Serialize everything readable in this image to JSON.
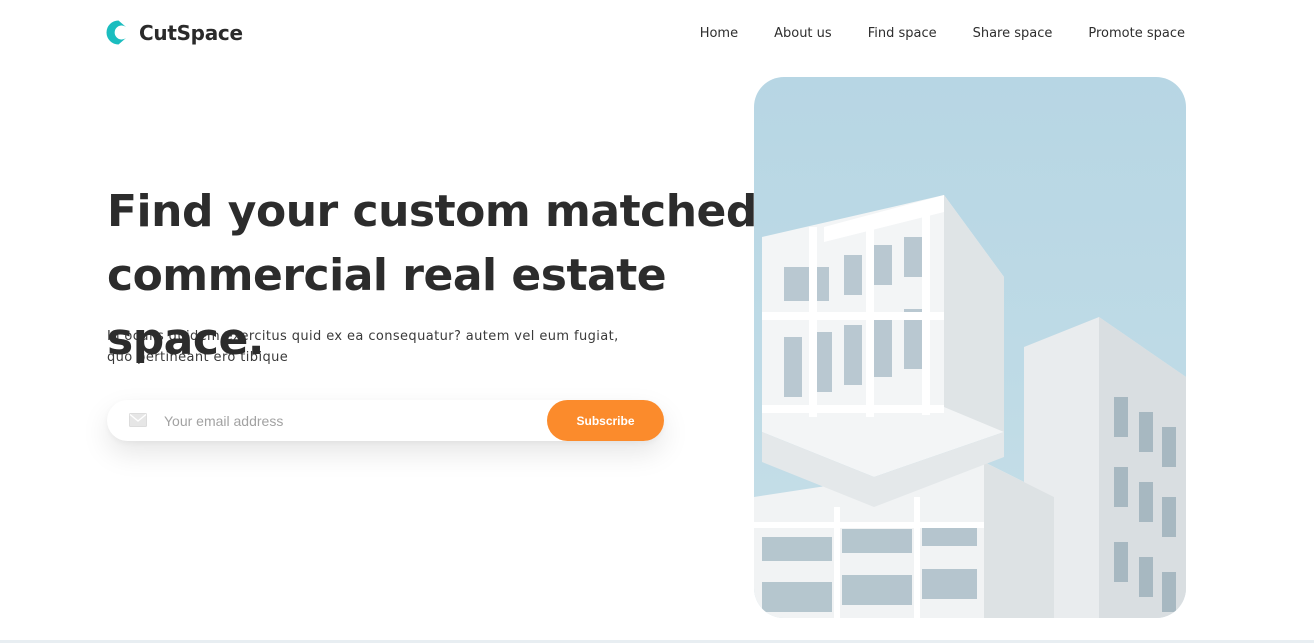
{
  "brand": {
    "name": "CutSpace",
    "logo_icon": "cut-circle-logo-icon",
    "logo_color": "#1bbdbf"
  },
  "nav": {
    "items": [
      {
        "label": "Home"
      },
      {
        "label": "About us"
      },
      {
        "label": "Find space"
      },
      {
        "label": "Share space"
      },
      {
        "label": "Promote space"
      }
    ]
  },
  "hero": {
    "headline_line1": "Find your custom matched",
    "headline_line2": "commercial real estate space.",
    "subtext_line1": "In oculis quidem exercitus quid ex ea consequatur? autem vel eum fugiat,",
    "subtext_line2": "quo pertineant ero tibique",
    "image_icon": "building-photo"
  },
  "subscribe": {
    "placeholder": "Your email address",
    "value": "",
    "button_label": "Subscribe",
    "button_color": "#fb8b2c",
    "input_icon": "mail-icon"
  }
}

____

**TASK TO CARRY OUT**
Using the records above, retype everything exactly except the pictures.

**ANSWER TO THIS EXERCISE**
Serialize everything readable in this image to JSON.
{
  "brand": {
    "name": "CutSpace",
    "logo_icon": "cut-circle-logo-icon",
    "logo_color": "#1bbdbf"
  },
  "nav": {
    "items": [
      {
        "label": "Home"
      },
      {
        "label": "About us"
      },
      {
        "label": "Find space"
      },
      {
        "label": "Share space"
      },
      {
        "label": "Promote space"
      }
    ]
  },
  "hero": {
    "headline_line1": "Find your custom matched",
    "headline_line2": "commercial real estate space.",
    "subtext_line1": "In oculis quidem exercitus quid ex ea consequatur? autem vel eum fugiat,",
    "subtext_line2": "quo pertineant ero tibique",
    "image_icon": "building-photo"
  },
  "subscribe": {
    "placeholder": "Your email address",
    "value": "",
    "button_label": "Subscribe",
    "button_color": "#fb8b2c",
    "input_icon": "mail-icon"
  }
}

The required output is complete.